[Records contained in a dataset]
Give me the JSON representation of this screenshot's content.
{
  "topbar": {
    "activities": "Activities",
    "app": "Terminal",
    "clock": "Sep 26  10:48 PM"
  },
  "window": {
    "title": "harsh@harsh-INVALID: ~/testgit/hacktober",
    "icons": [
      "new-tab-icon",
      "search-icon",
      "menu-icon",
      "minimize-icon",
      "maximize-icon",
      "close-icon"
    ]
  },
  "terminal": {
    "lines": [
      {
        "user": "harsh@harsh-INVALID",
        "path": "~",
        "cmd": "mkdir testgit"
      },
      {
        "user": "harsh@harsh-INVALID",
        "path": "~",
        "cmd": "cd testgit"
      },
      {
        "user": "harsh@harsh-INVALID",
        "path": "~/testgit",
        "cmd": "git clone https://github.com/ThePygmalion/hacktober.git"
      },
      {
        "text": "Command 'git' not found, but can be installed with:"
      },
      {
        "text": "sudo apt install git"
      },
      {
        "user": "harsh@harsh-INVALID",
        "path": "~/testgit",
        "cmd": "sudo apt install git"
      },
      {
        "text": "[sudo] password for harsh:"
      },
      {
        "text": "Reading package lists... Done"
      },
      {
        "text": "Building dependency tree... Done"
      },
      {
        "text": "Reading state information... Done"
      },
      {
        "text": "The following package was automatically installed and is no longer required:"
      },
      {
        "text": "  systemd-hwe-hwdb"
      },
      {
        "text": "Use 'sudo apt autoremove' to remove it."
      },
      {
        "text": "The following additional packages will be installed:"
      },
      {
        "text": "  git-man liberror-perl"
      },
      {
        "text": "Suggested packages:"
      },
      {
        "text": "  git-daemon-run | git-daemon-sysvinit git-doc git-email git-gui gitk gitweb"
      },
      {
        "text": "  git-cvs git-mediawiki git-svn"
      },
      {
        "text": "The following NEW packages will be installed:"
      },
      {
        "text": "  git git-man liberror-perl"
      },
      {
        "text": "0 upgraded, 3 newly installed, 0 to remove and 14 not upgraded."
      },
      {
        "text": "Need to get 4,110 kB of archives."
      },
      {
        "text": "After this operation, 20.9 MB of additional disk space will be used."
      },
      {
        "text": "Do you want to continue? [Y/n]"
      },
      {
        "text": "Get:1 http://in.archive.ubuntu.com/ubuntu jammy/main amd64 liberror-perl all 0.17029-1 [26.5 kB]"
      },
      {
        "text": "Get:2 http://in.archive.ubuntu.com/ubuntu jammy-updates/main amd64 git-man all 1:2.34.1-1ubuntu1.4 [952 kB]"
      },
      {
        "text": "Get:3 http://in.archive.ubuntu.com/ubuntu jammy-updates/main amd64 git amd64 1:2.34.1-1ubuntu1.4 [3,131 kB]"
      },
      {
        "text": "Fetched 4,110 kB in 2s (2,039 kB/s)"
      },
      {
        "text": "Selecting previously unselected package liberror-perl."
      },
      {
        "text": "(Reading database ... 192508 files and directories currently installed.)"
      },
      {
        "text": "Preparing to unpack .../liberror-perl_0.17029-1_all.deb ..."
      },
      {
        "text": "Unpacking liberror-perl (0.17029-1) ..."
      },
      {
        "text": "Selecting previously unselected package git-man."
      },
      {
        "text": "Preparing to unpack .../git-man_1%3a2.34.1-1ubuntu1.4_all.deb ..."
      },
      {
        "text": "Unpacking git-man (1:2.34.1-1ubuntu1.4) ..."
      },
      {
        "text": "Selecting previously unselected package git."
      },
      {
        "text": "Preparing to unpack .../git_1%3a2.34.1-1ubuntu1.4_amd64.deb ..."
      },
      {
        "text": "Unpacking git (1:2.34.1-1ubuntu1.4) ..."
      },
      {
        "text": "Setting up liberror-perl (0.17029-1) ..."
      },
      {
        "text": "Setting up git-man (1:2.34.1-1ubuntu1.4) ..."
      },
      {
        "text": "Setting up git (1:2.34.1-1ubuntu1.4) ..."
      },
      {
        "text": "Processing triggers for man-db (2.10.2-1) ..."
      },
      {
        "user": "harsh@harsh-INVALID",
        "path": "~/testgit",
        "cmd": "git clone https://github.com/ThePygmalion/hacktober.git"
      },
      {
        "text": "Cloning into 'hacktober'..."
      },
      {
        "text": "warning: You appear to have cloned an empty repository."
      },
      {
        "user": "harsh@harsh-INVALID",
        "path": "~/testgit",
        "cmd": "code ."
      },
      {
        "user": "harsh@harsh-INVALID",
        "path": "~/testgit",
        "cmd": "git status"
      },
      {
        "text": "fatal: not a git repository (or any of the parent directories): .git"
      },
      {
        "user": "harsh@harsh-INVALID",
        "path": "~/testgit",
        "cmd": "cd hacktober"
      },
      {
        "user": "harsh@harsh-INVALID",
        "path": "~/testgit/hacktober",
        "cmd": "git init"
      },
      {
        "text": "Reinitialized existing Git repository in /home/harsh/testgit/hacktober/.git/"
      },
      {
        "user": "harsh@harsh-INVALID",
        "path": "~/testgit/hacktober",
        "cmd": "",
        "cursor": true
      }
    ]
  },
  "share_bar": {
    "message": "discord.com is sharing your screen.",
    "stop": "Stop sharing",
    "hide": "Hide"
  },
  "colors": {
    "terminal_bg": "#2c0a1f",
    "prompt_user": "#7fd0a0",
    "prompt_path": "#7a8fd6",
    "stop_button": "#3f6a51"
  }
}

> _Given task_
Quote every line of the data, word for word.

> _Finished answer_
Give me the JSON representation of this screenshot's content.
{
  "topbar": {
    "activities": "Activities",
    "app": "Terminal",
    "clock": "Sep 26  10:48 PM"
  },
  "window": {
    "title": "harsh@harsh-INVALID: ~/testgit/hacktober",
    "icons": [
      "new-tab-icon",
      "search-icon",
      "menu-icon",
      "minimize-icon",
      "maximize-icon",
      "close-icon"
    ]
  },
  "terminal": {
    "lines": [
      {
        "user": "harsh@harsh-INVALID",
        "path": "~",
        "cmd": "mkdir testgit"
      },
      {
        "user": "harsh@harsh-INVALID",
        "path": "~",
        "cmd": "cd testgit"
      },
      {
        "user": "harsh@harsh-INVALID",
        "path": "~/testgit",
        "cmd": "git clone https://github.com/ThePygmalion/hacktober.git"
      },
      {
        "text": "Command 'git' not found, but can be installed with:"
      },
      {
        "text": "sudo apt install git"
      },
      {
        "user": "harsh@harsh-INVALID",
        "path": "~/testgit",
        "cmd": "sudo apt install git"
      },
      {
        "text": "[sudo] password for harsh:"
      },
      {
        "text": "Reading package lists... Done"
      },
      {
        "text": "Building dependency tree... Done"
      },
      {
        "text": "Reading state information... Done"
      },
      {
        "text": "The following package was automatically installed and is no longer required:"
      },
      {
        "text": "  systemd-hwe-hwdb"
      },
      {
        "text": "Use 'sudo apt autoremove' to remove it."
      },
      {
        "text": "The following additional packages will be installed:"
      },
      {
        "text": "  git-man liberror-perl"
      },
      {
        "text": "Suggested packages:"
      },
      {
        "text": "  git-daemon-run | git-daemon-sysvinit git-doc git-email git-gui gitk gitweb"
      },
      {
        "text": "  git-cvs git-mediawiki git-svn"
      },
      {
        "text": "The following NEW packages will be installed:"
      },
      {
        "text": "  git git-man liberror-perl"
      },
      {
        "text": "0 upgraded, 3 newly installed, 0 to remove and 14 not upgraded."
      },
      {
        "text": "Need to get 4,110 kB of archives."
      },
      {
        "text": "After this operation, 20.9 MB of additional disk space will be used."
      },
      {
        "text": "Do you want to continue? [Y/n]"
      },
      {
        "text": "Get:1 http://in.archive.ubuntu.com/ubuntu jammy/main amd64 liberror-perl all 0.17029-1 [26.5 kB]"
      },
      {
        "text": "Get:2 http://in.archive.ubuntu.com/ubuntu jammy-updates/main amd64 git-man all 1:2.34.1-1ubuntu1.4 [952 kB]"
      },
      {
        "text": "Get:3 http://in.archive.ubuntu.com/ubuntu jammy-updates/main amd64 git amd64 1:2.34.1-1ubuntu1.4 [3,131 kB]"
      },
      {
        "text": "Fetched 4,110 kB in 2s (2,039 kB/s)"
      },
      {
        "text": "Selecting previously unselected package liberror-perl."
      },
      {
        "text": "(Reading database ... 192508 files and directories currently installed.)"
      },
      {
        "text": "Preparing to unpack .../liberror-perl_0.17029-1_all.deb ..."
      },
      {
        "text": "Unpacking liberror-perl (0.17029-1) ..."
      },
      {
        "text": "Selecting previously unselected package git-man."
      },
      {
        "text": "Preparing to unpack .../git-man_1%3a2.34.1-1ubuntu1.4_all.deb ..."
      },
      {
        "text": "Unpacking git-man (1:2.34.1-1ubuntu1.4) ..."
      },
      {
        "text": "Selecting previously unselected package git."
      },
      {
        "text": "Preparing to unpack .../git_1%3a2.34.1-1ubuntu1.4_amd64.deb ..."
      },
      {
        "text": "Unpacking git (1:2.34.1-1ubuntu1.4) ..."
      },
      {
        "text": "Setting up liberror-perl (0.17029-1) ..."
      },
      {
        "text": "Setting up git-man (1:2.34.1-1ubuntu1.4) ..."
      },
      {
        "text": "Setting up git (1:2.34.1-1ubuntu1.4) ..."
      },
      {
        "text": "Processing triggers for man-db (2.10.2-1) ..."
      },
      {
        "user": "harsh@harsh-INVALID",
        "path": "~/testgit",
        "cmd": "git clone https://github.com/ThePygmalion/hacktober.git"
      },
      {
        "text": "Cloning into 'hacktober'..."
      },
      {
        "text": "warning: You appear to have cloned an empty repository."
      },
      {
        "user": "harsh@harsh-INVALID",
        "path": "~/testgit",
        "cmd": "code ."
      },
      {
        "user": "harsh@harsh-INVALID",
        "path": "~/testgit",
        "cmd": "git status"
      },
      {
        "text": "fatal: not a git repository (or any of the parent directories): .git"
      },
      {
        "user": "harsh@harsh-INVALID",
        "path": "~/testgit",
        "cmd": "cd hacktober"
      },
      {
        "user": "harsh@harsh-INVALID",
        "path": "~/testgit/hacktober",
        "cmd": "git init"
      },
      {
        "text": "Reinitialized existing Git repository in /home/harsh/testgit/hacktober/.git/"
      },
      {
        "user": "harsh@harsh-INVALID",
        "path": "~/testgit/hacktober",
        "cmd": "",
        "cursor": true
      }
    ]
  },
  "share_bar": {
    "message": "discord.com is sharing your screen.",
    "stop": "Stop sharing",
    "hide": "Hide"
  },
  "colors": {
    "terminal_bg": "#2c0a1f",
    "prompt_user": "#7fd0a0",
    "prompt_path": "#7a8fd6",
    "stop_button": "#3f6a51"
  }
}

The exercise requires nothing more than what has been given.